* EXERCISE AIM: Your job is to restate each entry word for word.

——————

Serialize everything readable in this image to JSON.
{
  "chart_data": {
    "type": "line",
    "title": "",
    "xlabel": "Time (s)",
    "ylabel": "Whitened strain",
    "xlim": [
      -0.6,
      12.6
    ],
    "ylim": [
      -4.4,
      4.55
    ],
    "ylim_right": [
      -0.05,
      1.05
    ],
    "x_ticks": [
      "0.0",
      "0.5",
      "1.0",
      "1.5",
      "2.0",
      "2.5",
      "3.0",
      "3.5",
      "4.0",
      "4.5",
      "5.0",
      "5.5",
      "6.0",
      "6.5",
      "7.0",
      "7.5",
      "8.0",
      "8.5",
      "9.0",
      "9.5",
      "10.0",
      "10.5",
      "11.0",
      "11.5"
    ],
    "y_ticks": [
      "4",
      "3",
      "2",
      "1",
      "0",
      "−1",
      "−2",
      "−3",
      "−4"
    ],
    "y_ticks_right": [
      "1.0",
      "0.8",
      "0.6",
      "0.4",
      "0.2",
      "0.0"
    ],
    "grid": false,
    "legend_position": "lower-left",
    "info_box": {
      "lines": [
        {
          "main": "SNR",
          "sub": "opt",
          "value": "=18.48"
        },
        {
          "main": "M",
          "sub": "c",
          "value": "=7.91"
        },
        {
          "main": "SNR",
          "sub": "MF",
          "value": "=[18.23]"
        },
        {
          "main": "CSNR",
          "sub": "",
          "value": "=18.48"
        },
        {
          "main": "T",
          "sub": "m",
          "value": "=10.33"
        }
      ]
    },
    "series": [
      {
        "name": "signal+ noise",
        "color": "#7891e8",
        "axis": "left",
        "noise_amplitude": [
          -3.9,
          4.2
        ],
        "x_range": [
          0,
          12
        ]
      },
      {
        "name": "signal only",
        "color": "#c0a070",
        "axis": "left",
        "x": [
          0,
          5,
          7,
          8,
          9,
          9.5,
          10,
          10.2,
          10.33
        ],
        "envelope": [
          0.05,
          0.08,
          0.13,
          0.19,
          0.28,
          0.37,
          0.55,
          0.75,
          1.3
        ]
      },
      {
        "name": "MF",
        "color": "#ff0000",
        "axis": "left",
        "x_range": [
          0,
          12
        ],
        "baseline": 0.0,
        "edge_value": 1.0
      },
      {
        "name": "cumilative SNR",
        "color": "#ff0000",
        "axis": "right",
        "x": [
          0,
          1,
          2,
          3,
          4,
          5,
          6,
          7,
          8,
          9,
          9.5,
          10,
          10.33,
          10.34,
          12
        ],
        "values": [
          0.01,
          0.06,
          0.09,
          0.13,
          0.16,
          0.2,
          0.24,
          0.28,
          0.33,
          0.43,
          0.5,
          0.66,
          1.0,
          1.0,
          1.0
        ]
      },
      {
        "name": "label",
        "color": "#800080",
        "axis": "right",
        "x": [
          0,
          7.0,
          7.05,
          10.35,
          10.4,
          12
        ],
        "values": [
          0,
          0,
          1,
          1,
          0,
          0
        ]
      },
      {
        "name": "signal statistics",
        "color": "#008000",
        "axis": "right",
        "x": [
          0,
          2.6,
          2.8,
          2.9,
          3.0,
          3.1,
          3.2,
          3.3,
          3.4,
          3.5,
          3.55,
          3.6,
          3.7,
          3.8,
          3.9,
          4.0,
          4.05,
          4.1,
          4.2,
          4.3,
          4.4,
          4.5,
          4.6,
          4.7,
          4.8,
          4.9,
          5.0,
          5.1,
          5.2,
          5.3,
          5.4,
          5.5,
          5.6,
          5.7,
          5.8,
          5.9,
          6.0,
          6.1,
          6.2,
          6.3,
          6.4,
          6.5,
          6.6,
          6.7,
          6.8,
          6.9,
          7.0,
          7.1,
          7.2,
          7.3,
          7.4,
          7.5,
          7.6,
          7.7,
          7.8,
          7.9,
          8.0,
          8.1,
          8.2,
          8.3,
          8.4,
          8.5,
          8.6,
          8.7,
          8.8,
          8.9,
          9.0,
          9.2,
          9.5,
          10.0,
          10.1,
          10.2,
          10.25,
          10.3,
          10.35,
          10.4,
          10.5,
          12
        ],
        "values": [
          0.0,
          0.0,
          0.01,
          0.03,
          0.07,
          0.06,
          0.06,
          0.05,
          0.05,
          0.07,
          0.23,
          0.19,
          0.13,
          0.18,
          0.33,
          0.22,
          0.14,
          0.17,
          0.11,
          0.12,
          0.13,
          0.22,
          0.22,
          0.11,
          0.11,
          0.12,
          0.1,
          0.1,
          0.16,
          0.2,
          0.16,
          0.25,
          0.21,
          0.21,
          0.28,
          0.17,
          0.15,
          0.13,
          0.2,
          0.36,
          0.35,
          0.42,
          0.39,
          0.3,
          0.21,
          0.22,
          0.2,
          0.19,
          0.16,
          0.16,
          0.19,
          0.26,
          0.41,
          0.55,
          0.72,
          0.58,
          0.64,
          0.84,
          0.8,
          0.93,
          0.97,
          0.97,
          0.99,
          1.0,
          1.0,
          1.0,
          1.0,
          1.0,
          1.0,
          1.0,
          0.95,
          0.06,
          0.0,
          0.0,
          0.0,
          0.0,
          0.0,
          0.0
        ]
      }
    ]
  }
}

——————

* EXPECTED ANSWER:
Serialize everything readable in this image to JSON.
{
  "chart_data": {
    "type": "line",
    "title": "",
    "xlabel": "Time (s)",
    "ylabel": "Whitened strain",
    "xlim": [
      -0.6,
      12.6
    ],
    "ylim": [
      -4.4,
      4.55
    ],
    "ylim_right": [
      -0.05,
      1.05
    ],
    "x_ticks": [
      "0.0",
      "0.5",
      "1.0",
      "1.5",
      "2.0",
      "2.5",
      "3.0",
      "3.5",
      "4.0",
      "4.5",
      "5.0",
      "5.5",
      "6.0",
      "6.5",
      "7.0",
      "7.5",
      "8.0",
      "8.5",
      "9.0",
      "9.5",
      "10.0",
      "10.5",
      "11.0",
      "11.5"
    ],
    "y_ticks": [
      "4",
      "3",
      "2",
      "1",
      "0",
      "−1",
      "−2",
      "−3",
      "−4"
    ],
    "y_ticks_right": [
      "1.0",
      "0.8",
      "0.6",
      "0.4",
      "0.2",
      "0.0"
    ],
    "grid": false,
    "legend_position": "lower-left",
    "info_box": {
      "lines": [
        {
          "main": "SNR",
          "sub": "opt",
          "value": "=18.48"
        },
        {
          "main": "M",
          "sub": "c",
          "value": "=7.91"
        },
        {
          "main": "SNR",
          "sub": "MF",
          "value": "=[18.23]"
        },
        {
          "main": "CSNR",
          "sub": "",
          "value": "=18.48"
        },
        {
          "main": "T",
          "sub": "m",
          "value": "=10.33"
        }
      ]
    },
    "series": [
      {
        "name": "signal+ noise",
        "color": "#7891e8",
        "axis": "left",
        "noise_amplitude": [
          -3.9,
          4.2
        ],
        "x_range": [
          0,
          12
        ]
      },
      {
        "name": "signal only",
        "color": "#c0a070",
        "axis": "left",
        "x": [
          0,
          5,
          7,
          8,
          9,
          9.5,
          10,
          10.2,
          10.33
        ],
        "envelope": [
          0.05,
          0.08,
          0.13,
          0.19,
          0.28,
          0.37,
          0.55,
          0.75,
          1.3
        ]
      },
      {
        "name": "MF",
        "color": "#ff0000",
        "axis": "left",
        "x_range": [
          0,
          12
        ],
        "baseline": 0.0,
        "edge_value": 1.0
      },
      {
        "name": "cumilative SNR",
        "color": "#ff0000",
        "axis": "right",
        "x": [
          0,
          1,
          2,
          3,
          4,
          5,
          6,
          7,
          8,
          9,
          9.5,
          10,
          10.33,
          10.34,
          12
        ],
        "values": [
          0.01,
          0.06,
          0.09,
          0.13,
          0.16,
          0.2,
          0.24,
          0.28,
          0.33,
          0.43,
          0.5,
          0.66,
          1.0,
          1.0,
          1.0
        ]
      },
      {
        "name": "label",
        "color": "#800080",
        "axis": "right",
        "x": [
          0,
          7.0,
          7.05,
          10.35,
          10.4,
          12
        ],
        "values": [
          0,
          0,
          1,
          1,
          0,
          0
        ]
      },
      {
        "name": "signal statistics",
        "color": "#008000",
        "axis": "right",
        "x": [
          0,
          2.6,
          2.8,
          2.9,
          3.0,
          3.1,
          3.2,
          3.3,
          3.4,
          3.5,
          3.55,
          3.6,
          3.7,
          3.8,
          3.9,
          4.0,
          4.05,
          4.1,
          4.2,
          4.3,
          4.4,
          4.5,
          4.6,
          4.7,
          4.8,
          4.9,
          5.0,
          5.1,
          5.2,
          5.3,
          5.4,
          5.5,
          5.6,
          5.7,
          5.8,
          5.9,
          6.0,
          6.1,
          6.2,
          6.3,
          6.4,
          6.5,
          6.6,
          6.7,
          6.8,
          6.9,
          7.0,
          7.1,
          7.2,
          7.3,
          7.4,
          7.5,
          7.6,
          7.7,
          7.8,
          7.9,
          8.0,
          8.1,
          8.2,
          8.3,
          8.4,
          8.5,
          8.6,
          8.7,
          8.8,
          8.9,
          9.0,
          9.2,
          9.5,
          10.0,
          10.1,
          10.2,
          10.25,
          10.3,
          10.35,
          10.4,
          10.5,
          12
        ],
        "values": [
          0.0,
          0.0,
          0.01,
          0.03,
          0.07,
          0.06,
          0.06,
          0.05,
          0.05,
          0.07,
          0.23,
          0.19,
          0.13,
          0.18,
          0.33,
          0.22,
          0.14,
          0.17,
          0.11,
          0.12,
          0.13,
          0.22,
          0.22,
          0.11,
          0.11,
          0.12,
          0.1,
          0.1,
          0.16,
          0.2,
          0.16,
          0.25,
          0.21,
          0.21,
          0.28,
          0.17,
          0.15,
          0.13,
          0.2,
          0.36,
          0.35,
          0.42,
          0.39,
          0.3,
          0.21,
          0.22,
          0.2,
          0.19,
          0.16,
          0.16,
          0.19,
          0.26,
          0.41,
          0.55,
          0.72,
          0.58,
          0.64,
          0.84,
          0.8,
          0.93,
          0.97,
          0.97,
          0.99,
          1.0,
          1.0,
          1.0,
          1.0,
          1.0,
          1.0,
          1.0,
          0.95,
          0.06,
          0.0,
          0.0,
          0.0,
          0.0,
          0.0,
          0.0
        ]
      }
    ]
  }
}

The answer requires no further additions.